_ЗАДАНИЕ A_
Замени в списке «Dunder-Mifflin, Inc.» на «Dunder Mifflin Paper» и выпиши только строки от начала списка до строки с «vlan-link[interactable]: Wireless (300)» включительно. Всё остальное в них оставь как есть.

_ОТРЫВОК_
Андрей Вознесенский, советский поэт.1963 г.


Это был 1947 год. Вторая мировая война закончилась. Закончилась она и для Голливуда. Самый длинный город Земли - Лос-Анджелес, протянув­шийся на 80 километров вдоль Тихоокеанского побережья, возвращался к мирной жизни.

Что бы там ни говорили, но именно война вне­сла в его облик те самые характерные чер­ты, которые сделали его не похожим ни на один другой город мира.

Хотя справедливости ради надо сказать, что Лос-Анджелес стал известен всему миру намного раньше — в начале 20-х годов, ког­да в одном из его окрестных селений воз­никла кинофабрика Голливуд, объединившая в своих пределах несколько крупнейших ки­нокомпаний страны. Этот район кинематографисты облюбовали совсем не слу­чайно. Здесь триста дней в году можно сни­мать фильмы на открытой натуре, под чис­тым небом и ярким солнцем.

Исследователь творчества Мэри Пикфорд Айлин Уитфилд писала: «Лос-Анджелес тогда бурно развивался, но еще сохранял в себе природное изобилие. «Трава там такая крепкая, — вспоминала Агнес Де Милль, прибывшая в Ка­лифорнию в 1914 году, - такая живая, что это вол­нует кровь. А в траве растут люпин и мак — все это так превосходно, цветы цветут даже в канавах». Сам воздух, пропитанный ароматами океана, запахами эвкалиптов и цитрусовых, казался наполненным чув­ственностью.

«В Лос-Анджелесе, — вспоминала Де Милль, — городские улицы переходят в совершенно дикие хол­мы. По ночам к нашему дому приходили койоты и дикие олени».

Данные о границах областей:
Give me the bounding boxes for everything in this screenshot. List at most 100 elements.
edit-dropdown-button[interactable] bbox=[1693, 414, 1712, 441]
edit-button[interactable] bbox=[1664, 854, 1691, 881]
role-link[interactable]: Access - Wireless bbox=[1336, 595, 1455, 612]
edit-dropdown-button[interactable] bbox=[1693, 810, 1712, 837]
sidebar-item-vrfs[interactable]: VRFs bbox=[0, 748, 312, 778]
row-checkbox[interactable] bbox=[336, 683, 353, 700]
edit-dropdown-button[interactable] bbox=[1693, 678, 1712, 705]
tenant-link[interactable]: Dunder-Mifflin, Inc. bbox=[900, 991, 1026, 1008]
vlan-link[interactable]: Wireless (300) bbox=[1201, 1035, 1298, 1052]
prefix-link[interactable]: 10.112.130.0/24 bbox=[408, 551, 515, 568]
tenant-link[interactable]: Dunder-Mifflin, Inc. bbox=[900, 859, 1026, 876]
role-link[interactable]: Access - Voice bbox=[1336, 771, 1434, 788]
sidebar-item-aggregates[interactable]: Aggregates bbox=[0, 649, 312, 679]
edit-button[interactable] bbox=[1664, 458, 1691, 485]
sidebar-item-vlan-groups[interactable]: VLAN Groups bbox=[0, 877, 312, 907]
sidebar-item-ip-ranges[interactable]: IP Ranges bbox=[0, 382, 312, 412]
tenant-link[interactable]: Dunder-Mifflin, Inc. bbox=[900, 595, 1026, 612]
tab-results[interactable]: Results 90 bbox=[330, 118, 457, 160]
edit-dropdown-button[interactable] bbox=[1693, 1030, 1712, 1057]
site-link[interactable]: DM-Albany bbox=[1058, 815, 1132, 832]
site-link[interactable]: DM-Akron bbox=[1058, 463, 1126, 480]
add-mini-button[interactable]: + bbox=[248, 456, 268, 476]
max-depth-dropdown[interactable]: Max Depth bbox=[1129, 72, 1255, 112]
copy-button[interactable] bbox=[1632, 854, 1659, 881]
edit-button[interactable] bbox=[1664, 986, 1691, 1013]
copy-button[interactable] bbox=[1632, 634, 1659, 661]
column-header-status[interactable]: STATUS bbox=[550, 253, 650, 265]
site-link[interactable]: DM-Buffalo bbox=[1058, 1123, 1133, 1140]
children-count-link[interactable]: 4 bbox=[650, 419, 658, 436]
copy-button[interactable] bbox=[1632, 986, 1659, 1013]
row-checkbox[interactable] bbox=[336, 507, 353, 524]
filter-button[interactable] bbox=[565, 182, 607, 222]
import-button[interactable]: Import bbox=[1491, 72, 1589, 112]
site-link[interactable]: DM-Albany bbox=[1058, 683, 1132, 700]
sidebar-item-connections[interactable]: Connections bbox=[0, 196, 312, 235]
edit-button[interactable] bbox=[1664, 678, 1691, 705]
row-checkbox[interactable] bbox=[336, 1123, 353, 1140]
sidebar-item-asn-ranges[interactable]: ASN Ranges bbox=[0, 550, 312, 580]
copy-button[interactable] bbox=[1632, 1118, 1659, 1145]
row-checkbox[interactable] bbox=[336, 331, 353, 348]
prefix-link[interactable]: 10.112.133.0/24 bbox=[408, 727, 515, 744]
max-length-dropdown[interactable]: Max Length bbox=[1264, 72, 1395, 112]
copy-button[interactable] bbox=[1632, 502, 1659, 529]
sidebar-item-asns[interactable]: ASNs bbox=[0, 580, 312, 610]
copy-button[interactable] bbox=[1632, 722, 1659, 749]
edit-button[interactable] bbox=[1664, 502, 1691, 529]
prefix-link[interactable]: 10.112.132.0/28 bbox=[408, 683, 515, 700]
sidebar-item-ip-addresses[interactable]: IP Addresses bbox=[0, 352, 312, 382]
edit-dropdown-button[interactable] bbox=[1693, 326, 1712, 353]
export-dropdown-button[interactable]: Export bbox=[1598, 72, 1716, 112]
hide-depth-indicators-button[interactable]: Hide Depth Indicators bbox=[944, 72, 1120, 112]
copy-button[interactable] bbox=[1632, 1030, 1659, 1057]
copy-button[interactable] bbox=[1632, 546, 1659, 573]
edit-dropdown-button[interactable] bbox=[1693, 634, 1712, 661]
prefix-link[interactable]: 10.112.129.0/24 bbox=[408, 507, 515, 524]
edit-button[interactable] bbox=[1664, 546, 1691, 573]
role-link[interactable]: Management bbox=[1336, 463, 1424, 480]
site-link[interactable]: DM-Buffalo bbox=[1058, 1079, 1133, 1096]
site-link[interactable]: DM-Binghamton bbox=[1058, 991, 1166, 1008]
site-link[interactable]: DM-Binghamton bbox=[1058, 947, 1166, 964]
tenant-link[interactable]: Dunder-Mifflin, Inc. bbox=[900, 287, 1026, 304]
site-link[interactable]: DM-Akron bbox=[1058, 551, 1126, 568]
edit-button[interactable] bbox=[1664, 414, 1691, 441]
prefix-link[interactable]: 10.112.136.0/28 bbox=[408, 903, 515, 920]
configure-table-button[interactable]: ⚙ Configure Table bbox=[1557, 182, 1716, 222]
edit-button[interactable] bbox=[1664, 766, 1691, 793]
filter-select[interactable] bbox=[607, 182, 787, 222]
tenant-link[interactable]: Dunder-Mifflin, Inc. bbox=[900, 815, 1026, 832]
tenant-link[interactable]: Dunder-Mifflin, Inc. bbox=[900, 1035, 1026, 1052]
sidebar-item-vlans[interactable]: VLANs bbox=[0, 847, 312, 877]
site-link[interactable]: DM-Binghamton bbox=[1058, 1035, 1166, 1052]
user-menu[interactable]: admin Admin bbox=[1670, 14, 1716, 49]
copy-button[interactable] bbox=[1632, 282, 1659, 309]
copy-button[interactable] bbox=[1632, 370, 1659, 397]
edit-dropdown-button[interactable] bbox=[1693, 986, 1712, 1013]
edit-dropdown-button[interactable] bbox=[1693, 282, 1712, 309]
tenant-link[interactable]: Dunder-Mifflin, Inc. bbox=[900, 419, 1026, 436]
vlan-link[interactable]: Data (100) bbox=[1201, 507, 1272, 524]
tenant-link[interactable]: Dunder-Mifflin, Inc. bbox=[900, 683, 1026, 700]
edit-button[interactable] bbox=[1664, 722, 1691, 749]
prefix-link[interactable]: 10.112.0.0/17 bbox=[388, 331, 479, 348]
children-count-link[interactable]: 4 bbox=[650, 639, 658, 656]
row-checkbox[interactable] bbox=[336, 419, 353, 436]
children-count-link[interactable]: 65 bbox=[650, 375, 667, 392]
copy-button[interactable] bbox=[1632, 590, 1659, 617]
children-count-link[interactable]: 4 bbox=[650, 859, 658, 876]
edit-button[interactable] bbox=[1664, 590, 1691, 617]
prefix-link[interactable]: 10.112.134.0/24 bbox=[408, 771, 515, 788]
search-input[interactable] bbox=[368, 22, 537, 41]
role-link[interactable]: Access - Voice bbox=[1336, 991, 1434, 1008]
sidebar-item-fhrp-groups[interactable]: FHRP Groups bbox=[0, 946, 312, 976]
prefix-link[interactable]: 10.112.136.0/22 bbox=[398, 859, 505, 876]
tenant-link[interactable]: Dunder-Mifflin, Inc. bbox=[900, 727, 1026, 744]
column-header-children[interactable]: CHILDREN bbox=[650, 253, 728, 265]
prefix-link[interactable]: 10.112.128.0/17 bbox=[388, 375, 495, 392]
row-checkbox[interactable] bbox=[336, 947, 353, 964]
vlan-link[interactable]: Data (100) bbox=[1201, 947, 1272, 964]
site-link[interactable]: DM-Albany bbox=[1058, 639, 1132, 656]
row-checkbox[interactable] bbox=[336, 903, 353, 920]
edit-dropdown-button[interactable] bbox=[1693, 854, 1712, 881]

_ЗАДАНИЕ B_
Перескажи короче абзац отрывка, который начинается словами «Хотя справедливости ради», и сохрани главные факты.

_ОТВЕТ A_
Give me the bounding boxes for everything in this screenshot. List at most 100 elements.
edit-dropdown-button[interactable] bbox=[1693, 414, 1712, 441]
edit-button[interactable] bbox=[1664, 854, 1691, 881]
role-link[interactable]: Access - Wireless bbox=[1336, 595, 1455, 612]
edit-dropdown-button[interactable] bbox=[1693, 810, 1712, 837]
sidebar-item-vrfs[interactable]: VRFs bbox=[0, 748, 312, 778]
row-checkbox[interactable] bbox=[336, 683, 353, 700]
edit-dropdown-button[interactable] bbox=[1693, 678, 1712, 705]
tenant-link[interactable]: Dunder Mifflin Paper bbox=[900, 991, 1026, 1008]
vlan-link[interactable]: Wireless (300) bbox=[1201, 1035, 1298, 1052]

_ОТВЕТ B_
Лос-Анджелес прославился еще в начале 20-х годов. Тогда в одном из соседних селений появилась кинофабрика Голливуд, которая объединила несколько крупнейших кинокомпаний страны. Место выбрали не случайно: здесь триста дней в году можно снимать на открытой натуре, под чистым небом и ярким солнцем.